***** Supplied data *****

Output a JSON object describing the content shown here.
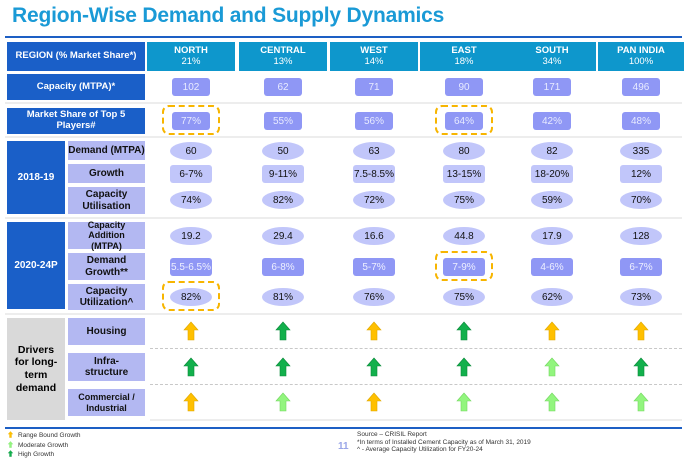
{
  "title": "Region-Wise Demand and Supply Dynamics",
  "header": {
    "label": "REGION (% Market Share*)",
    "regions": [
      {
        "name": "NORTH",
        "share": "21%"
      },
      {
        "name": "CENTRAL",
        "share": "13%"
      },
      {
        "name": "WEST",
        "share": "14%"
      },
      {
        "name": "EAST",
        "share": "18%"
      },
      {
        "name": "SOUTH",
        "share": "34%"
      },
      {
        "name": "PAN INDIA",
        "share": "100%"
      }
    ]
  },
  "capacity": {
    "label": "Capacity (MTPA)*",
    "values": [
      "102",
      "62",
      "71",
      "90",
      "171",
      "496"
    ]
  },
  "top5": {
    "label": "Market Share of Top 5 Players#",
    "values": [
      "77%",
      "55%",
      "56%",
      "64%",
      "42%",
      "48%"
    ],
    "highlighted": [
      "NORTH",
      "EAST"
    ]
  },
  "period1": {
    "label": "2018-19",
    "rows": [
      {
        "label": "Demand (MTPA)",
        "values": [
          "60",
          "50",
          "63",
          "80",
          "82",
          "335"
        ]
      },
      {
        "label": "Growth",
        "values": [
          "6-7%",
          "9-11%",
          "7.5-8.5%",
          "13-15%",
          "18-20%",
          "12%"
        ]
      },
      {
        "label": "Capacity Utilisation",
        "values": [
          "74%",
          "82%",
          "72%",
          "75%",
          "59%",
          "70%"
        ]
      }
    ]
  },
  "period2": {
    "label": "2020-24P",
    "rows": [
      {
        "label": "Capacity Addition (MTPA)",
        "values": [
          "19.2",
          "29.4",
          "16.6",
          "44.8",
          "17.9",
          "128"
        ]
      },
      {
        "label": "Demand Growth**",
        "values": [
          "5.5-6.5%",
          "6-8%",
          "5-7%",
          "7-9%",
          "4-6%",
          "6-7%"
        ],
        "highlighted": [
          "EAST"
        ]
      },
      {
        "label": "Capacity Utilization^",
        "values": [
          "82%",
          "81%",
          "76%",
          "75%",
          "62%",
          "73%"
        ],
        "highlighted": [
          "NORTH"
        ]
      }
    ]
  },
  "drivers": {
    "label": "Drivers for long-term demand",
    "rows": [
      {
        "label": "Housing",
        "values": [
          "range",
          "high",
          "range",
          "high",
          "range",
          "range"
        ]
      },
      {
        "label": "Infra-structure",
        "values": [
          "high",
          "high",
          "high",
          "high",
          "moderate",
          "high"
        ]
      },
      {
        "label": "Commercial / Industrial",
        "values": [
          "range",
          "moderate",
          "range",
          "moderate",
          "moderate",
          "moderate"
        ]
      }
    ]
  },
  "legend": [
    {
      "key": "range",
      "label": "Range Bound Growth",
      "color": "#ffc000"
    },
    {
      "key": "moderate",
      "label": "Moderate Growth",
      "color": "#92f57e"
    },
    {
      "key": "high",
      "label": "High Growth",
      "color": "#12b04c"
    }
  ],
  "colors": {
    "title": "#1a9ad6",
    "header_bg": "#0e97cc",
    "label_bg": "#1a5fc8",
    "highlight": "#f7b500"
  },
  "page_number": "11",
  "notes": [
    "Source – CRISIL Report",
    "*In terms of Installed Cement Capacity as of March 31, 2019",
    "^ - Average Capacity Utilization for FY20-24"
  ]
}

*****

Search the data for "title". Copy every line that has it.

  "title": "Region-Wise Demand and Supply Dynamics",
    "title": "#1a9ad6",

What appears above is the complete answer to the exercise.